• _Direction_
Records follow. Select each line holding "name".

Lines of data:
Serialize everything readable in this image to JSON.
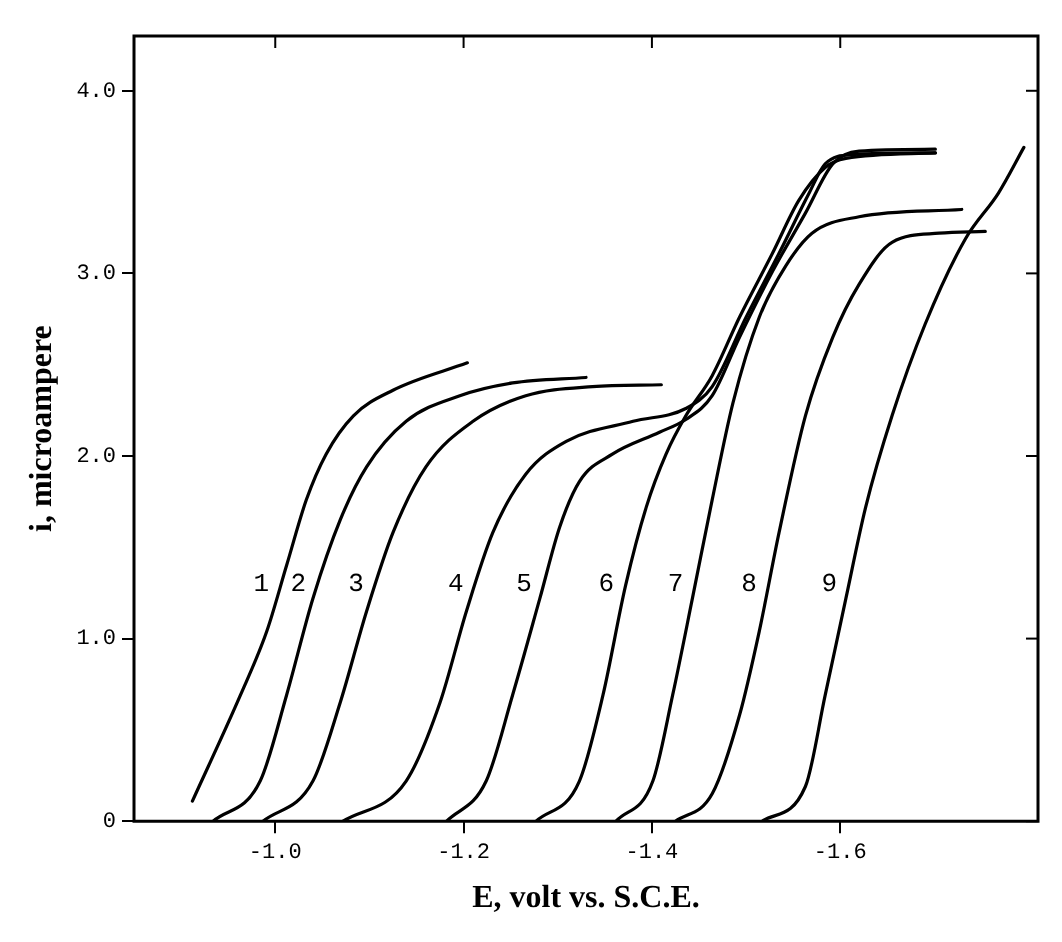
{
  "chart_data": {
    "type": "line",
    "xlabel": "E, volt vs. S.C.E.",
    "ylabel": "i, microampere",
    "xlim": [
      -0.85,
      -1.81
    ],
    "xticks": [
      {
        "value": -1.0,
        "label": "-1.0"
      },
      {
        "value": -1.2,
        "label": "-1.2"
      },
      {
        "value": -1.4,
        "label": "-1.4"
      },
      {
        "value": -1.6,
        "label": "-1.6"
      }
    ],
    "ylim": [
      0,
      4.3
    ],
    "yticks": [
      {
        "value": 0,
        "label": "0"
      },
      {
        "value": 1,
        "label": "1.0"
      },
      {
        "value": 2,
        "label": "2.0"
      },
      {
        "value": 3,
        "label": "3.0"
      },
      {
        "value": 4,
        "label": "4.0"
      }
    ],
    "grid": false,
    "legend": false,
    "marker": "none",
    "line_style": "solid",
    "series": [
      {
        "name": "1",
        "color": "#000000",
        "x": [
          -0.912,
          -0.963,
          -0.991,
          -1.012,
          -1.033,
          -1.054,
          -1.083,
          -1.125,
          -1.204
        ],
        "values": [
          0.11,
          0.69,
          1.04,
          1.4,
          1.76,
          2.01,
          2.22,
          2.36,
          2.51
        ]
      },
      {
        "name": "2",
        "color": "#000000",
        "x": [
          -0.934,
          -0.984,
          -1.012,
          -1.04,
          -1.069,
          -1.097,
          -1.139,
          -1.196,
          -1.252,
          -1.33
        ],
        "values": [
          0,
          0.22,
          0.69,
          1.22,
          1.65,
          1.94,
          2.19,
          2.33,
          2.4,
          2.43
        ]
      },
      {
        "name": "3",
        "color": "#000000",
        "x": [
          -0.987,
          -1.04,
          -1.069,
          -1.097,
          -1.125,
          -1.16,
          -1.21,
          -1.266,
          -1.337,
          -1.41
        ],
        "values": [
          0,
          0.22,
          0.65,
          1.15,
          1.58,
          1.94,
          2.19,
          2.33,
          2.38,
          2.39
        ]
      },
      {
        "name": "4",
        "color": "#000000",
        "x": [
          -1.072,
          -1.139,
          -1.175,
          -1.203,
          -1.231,
          -1.266,
          -1.309,
          -1.38,
          -1.436,
          -1.464,
          -1.5,
          -1.535,
          -1.567,
          -1.584,
          -1.613,
          -1.701
        ],
        "values": [
          0,
          0.22,
          0.65,
          1.15,
          1.58,
          1.9,
          2.08,
          2.19,
          2.26,
          2.38,
          2.76,
          3.11,
          3.44,
          3.6,
          3.65,
          3.66
        ]
      },
      {
        "name": "5",
        "color": "#000000",
        "x": [
          -1.182,
          -1.224,
          -1.252,
          -1.281,
          -1.302,
          -1.323,
          -1.358,
          -1.408,
          -1.436,
          -1.464,
          -1.493,
          -1.528,
          -1.563,
          -1.592,
          -1.62,
          -1.701
        ],
        "values": [
          0,
          0.22,
          0.69,
          1.22,
          1.61,
          1.86,
          2.01,
          2.13,
          2.2,
          2.33,
          2.65,
          3.01,
          3.33,
          3.6,
          3.67,
          3.68
        ]
      },
      {
        "name": "6",
        "color": "#000000",
        "x": [
          -1.277,
          -1.323,
          -1.348,
          -1.372,
          -1.394,
          -1.415,
          -1.436,
          -1.464,
          -1.493,
          -1.528,
          -1.556,
          -1.584,
          -1.606,
          -1.701
        ],
        "values": [
          0,
          0.22,
          0.69,
          1.29,
          1.72,
          2.01,
          2.22,
          2.44,
          2.76,
          3.11,
          3.4,
          3.58,
          3.63,
          3.66
        ]
      },
      {
        "name": "7",
        "color": "#000000",
        "x": [
          -1.362,
          -1.401,
          -1.422,
          -1.443,
          -1.464,
          -1.486,
          -1.514,
          -1.542,
          -1.57,
          -1.62,
          -1.729
        ],
        "values": [
          0,
          0.22,
          0.69,
          1.22,
          1.76,
          2.29,
          2.76,
          3.04,
          3.22,
          3.31,
          3.35
        ]
      },
      {
        "name": "8",
        "color": "#000000",
        "x": [
          -1.425,
          -1.464,
          -1.493,
          -1.514,
          -1.535,
          -1.563,
          -1.592,
          -1.62,
          -1.655,
          -1.705,
          -1.754
        ],
        "values": [
          0,
          0.15,
          0.58,
          1.04,
          1.58,
          2.22,
          2.65,
          2.94,
          3.17,
          3.22,
          3.23
        ]
      },
      {
        "name": "9",
        "color": "#000000",
        "x": [
          -1.517,
          -1.563,
          -1.584,
          -1.606,
          -1.627,
          -1.655,
          -1.69,
          -1.733,
          -1.768,
          -1.795
        ],
        "values": [
          0,
          0.19,
          0.69,
          1.22,
          1.72,
          2.22,
          2.72,
          3.19,
          3.44,
          3.69
        ]
      }
    ]
  }
}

• _Solution to the problem_
        "name": "1",
        "name": "2",
        "name": "3",
        "name": "4",
        "name": "5",
        "name": "6",
        "name": "7",
        "name": "8",
        "name": "9",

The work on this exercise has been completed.